AIM 1>
Copy the Records rows word for word, starting with the first row and ending with the row that contains "193, 1126, 354]", both included.

Branko Ružić (; born 14 December 1975) is a Serbian politician serving as  minister of education since 2020. A member of the Socialist Party of Serbia (SPS), he previously served as minister without portfolio in charge of European Integration from 2013 to 2014, as minister of public administration and local self-government from 2017 to 2020, and as first deputy prime minister of Serbia from 2020 to 2022.

Education and career
Ružić was born on 14 December 1975 in Belgrade, Socialist Republic of Serbia, Socialist Federal Republic of Yugoslavia. He spent his childhood in Australia, due to his father's status as a diplomat.

He graduated from the University of Belgrade and served dean student of the faculty from 1996 to 1999. During the time at the University, he joined the Socialist Party of Serbia (SPS).

From April 2000 to December 2002, he was the president of the Youth of the party. He also served as the spokesperson of the party from March 2001 to December 2002. He was an MP in the National Assembly of Serbia from January 2001 to December 2003. From 2004 to 2006 he was an MP in National Assembly of Serbia and Montenegro and several other European Boards.

From 2008 to 2013 he served as the president of position parliamentary group of Socialist Party of Serbia in National Assembly, as well as a member of the permanent delegation of the National Assembly of Serbia to the Parliamentary Assembly of the Council of Europe, where he was a member of the Political Committee and a member of the Human Rights Committee. In September 2013, after the reconstruction of the cabinet of Ivica Dačić, he was named the Minister without portfolio in charge of European integration and stayed on that position until 27 April 2014.

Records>

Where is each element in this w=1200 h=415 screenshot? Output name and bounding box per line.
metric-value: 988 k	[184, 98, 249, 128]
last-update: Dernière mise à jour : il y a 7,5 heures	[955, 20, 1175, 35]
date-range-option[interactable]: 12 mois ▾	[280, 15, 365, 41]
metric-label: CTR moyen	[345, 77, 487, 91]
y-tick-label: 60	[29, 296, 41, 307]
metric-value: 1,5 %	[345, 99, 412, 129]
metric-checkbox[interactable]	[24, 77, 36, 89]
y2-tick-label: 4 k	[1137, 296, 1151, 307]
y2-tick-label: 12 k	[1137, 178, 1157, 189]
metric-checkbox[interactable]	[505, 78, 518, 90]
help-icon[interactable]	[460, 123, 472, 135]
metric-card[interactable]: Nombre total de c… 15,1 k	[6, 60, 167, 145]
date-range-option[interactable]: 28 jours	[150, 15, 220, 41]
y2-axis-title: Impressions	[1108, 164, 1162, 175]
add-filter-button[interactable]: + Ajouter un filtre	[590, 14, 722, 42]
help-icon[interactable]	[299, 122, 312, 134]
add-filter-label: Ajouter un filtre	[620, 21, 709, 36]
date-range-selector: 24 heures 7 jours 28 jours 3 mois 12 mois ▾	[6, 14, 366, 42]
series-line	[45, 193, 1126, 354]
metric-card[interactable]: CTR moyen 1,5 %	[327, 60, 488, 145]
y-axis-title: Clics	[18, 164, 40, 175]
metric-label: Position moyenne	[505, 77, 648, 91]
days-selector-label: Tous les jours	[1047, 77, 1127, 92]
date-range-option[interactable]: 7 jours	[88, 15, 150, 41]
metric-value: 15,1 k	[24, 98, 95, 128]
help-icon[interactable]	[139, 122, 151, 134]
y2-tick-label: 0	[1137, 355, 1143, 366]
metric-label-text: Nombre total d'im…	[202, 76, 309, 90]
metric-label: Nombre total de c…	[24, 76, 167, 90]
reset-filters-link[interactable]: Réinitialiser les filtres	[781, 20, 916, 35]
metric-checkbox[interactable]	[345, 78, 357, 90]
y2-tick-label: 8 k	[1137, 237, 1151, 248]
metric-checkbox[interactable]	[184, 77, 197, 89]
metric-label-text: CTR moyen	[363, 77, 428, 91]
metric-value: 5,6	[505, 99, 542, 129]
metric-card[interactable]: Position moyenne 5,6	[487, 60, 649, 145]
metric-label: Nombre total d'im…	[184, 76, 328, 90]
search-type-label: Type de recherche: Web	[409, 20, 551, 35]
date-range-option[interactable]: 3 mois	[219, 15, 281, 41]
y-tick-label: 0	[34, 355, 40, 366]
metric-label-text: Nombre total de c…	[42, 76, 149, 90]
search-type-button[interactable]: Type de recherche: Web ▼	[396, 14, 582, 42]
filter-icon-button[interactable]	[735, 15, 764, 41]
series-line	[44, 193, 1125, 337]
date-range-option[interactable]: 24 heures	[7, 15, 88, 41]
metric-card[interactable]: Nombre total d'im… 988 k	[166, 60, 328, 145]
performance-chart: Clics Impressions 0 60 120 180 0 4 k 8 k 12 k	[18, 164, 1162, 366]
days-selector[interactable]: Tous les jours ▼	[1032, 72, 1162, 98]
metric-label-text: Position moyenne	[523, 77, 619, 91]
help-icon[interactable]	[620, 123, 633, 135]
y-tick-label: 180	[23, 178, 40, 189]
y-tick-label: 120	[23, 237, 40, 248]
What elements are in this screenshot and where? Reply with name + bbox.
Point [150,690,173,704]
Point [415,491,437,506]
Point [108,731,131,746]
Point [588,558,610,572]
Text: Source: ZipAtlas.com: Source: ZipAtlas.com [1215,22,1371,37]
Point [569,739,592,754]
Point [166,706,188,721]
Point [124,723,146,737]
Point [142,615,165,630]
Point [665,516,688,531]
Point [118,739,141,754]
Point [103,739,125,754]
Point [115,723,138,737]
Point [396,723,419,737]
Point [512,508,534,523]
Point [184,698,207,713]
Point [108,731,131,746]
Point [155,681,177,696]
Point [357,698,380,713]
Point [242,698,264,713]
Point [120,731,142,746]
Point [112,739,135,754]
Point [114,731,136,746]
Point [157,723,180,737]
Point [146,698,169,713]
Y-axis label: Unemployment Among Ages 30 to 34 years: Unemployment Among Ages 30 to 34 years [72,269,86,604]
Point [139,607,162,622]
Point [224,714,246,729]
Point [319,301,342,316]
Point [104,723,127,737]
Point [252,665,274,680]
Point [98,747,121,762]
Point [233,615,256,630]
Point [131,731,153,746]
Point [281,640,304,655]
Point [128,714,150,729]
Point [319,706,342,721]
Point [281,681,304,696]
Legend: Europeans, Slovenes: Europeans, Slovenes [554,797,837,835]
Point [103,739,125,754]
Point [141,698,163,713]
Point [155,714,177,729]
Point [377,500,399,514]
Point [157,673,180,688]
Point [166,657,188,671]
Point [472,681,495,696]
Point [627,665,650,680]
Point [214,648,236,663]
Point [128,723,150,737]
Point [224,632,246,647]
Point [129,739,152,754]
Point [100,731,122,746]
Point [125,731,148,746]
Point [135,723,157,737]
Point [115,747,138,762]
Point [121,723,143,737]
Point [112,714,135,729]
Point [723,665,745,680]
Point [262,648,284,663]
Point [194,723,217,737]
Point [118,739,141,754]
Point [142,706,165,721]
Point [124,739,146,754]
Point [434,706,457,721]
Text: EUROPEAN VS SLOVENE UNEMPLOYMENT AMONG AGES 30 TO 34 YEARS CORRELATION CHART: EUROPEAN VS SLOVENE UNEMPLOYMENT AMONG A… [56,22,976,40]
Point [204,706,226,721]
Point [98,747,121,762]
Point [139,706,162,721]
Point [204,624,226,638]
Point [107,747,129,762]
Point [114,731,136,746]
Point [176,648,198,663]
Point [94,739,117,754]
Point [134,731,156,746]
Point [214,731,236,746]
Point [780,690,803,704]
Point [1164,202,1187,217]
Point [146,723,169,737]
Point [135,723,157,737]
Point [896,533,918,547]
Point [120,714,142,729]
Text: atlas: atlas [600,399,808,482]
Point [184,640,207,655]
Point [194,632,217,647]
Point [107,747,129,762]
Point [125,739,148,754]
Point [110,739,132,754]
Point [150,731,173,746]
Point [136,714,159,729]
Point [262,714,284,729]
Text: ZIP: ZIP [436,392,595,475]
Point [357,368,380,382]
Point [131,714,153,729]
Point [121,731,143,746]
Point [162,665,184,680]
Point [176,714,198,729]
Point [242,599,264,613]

AIM 2>
In the Branko Ružić text, rewrite the paragraph beginning "From 2008 to 2013" in shorter form, keeping its main facts.

SOLUTION 1>
Where is each element in this w=1200 h=415 screenshot? Output name and bounding box per line.
metric-value: 988 k	[184, 98, 249, 128]
last-update: Dernière mise à jour : il y a 7,5 heures	[955, 20, 1175, 35]
date-range-option[interactable]: 12 mois ▾	[280, 15, 365, 41]
metric-label: CTR moyen	[345, 77, 487, 91]
y-tick-label: 60	[29, 296, 41, 307]
metric-value: 1,5 %	[345, 99, 412, 129]
metric-checkbox[interactable]	[24, 77, 36, 89]
y2-tick-label: 4 k	[1137, 296, 1151, 307]
y2-tick-label: 12 k	[1137, 178, 1157, 189]
metric-checkbox[interactable]	[505, 78, 518, 90]
help-icon[interactable]	[460, 123, 472, 135]
metric-card[interactable]: Nombre total de c… 15,1 k	[6, 60, 167, 145]
date-range-option[interactable]: 28 jours	[150, 15, 220, 41]
y2-axis-title: Impressions	[1108, 164, 1162, 175]
add-filter-button[interactable]: + Ajouter un filtre	[590, 14, 722, 42]
help-icon[interactable]	[299, 122, 312, 134]
add-filter-label: Ajouter un filtre	[620, 21, 709, 36]
date-range-selector: 24 heures 7 jours 28 jours 3 mois 12 mois ▾	[6, 14, 366, 42]
series-line	[45, 193, 1126, 354]

SOLUTION 2>
From 2008 to 2013, Ružić led the Socialist Party of Serbia's parliamentary group in the National Assembly. He was also on the Assembly's permanent delegation to the Parliamentary Assembly of the Council of Europe, where he served on the Political Committee and the Human Rights Committee. In September 2013, after Ivica Dačić's cabinet was reconstructed, he became Minister without portfolio in charge of European integration and held that post until 27 April 2014.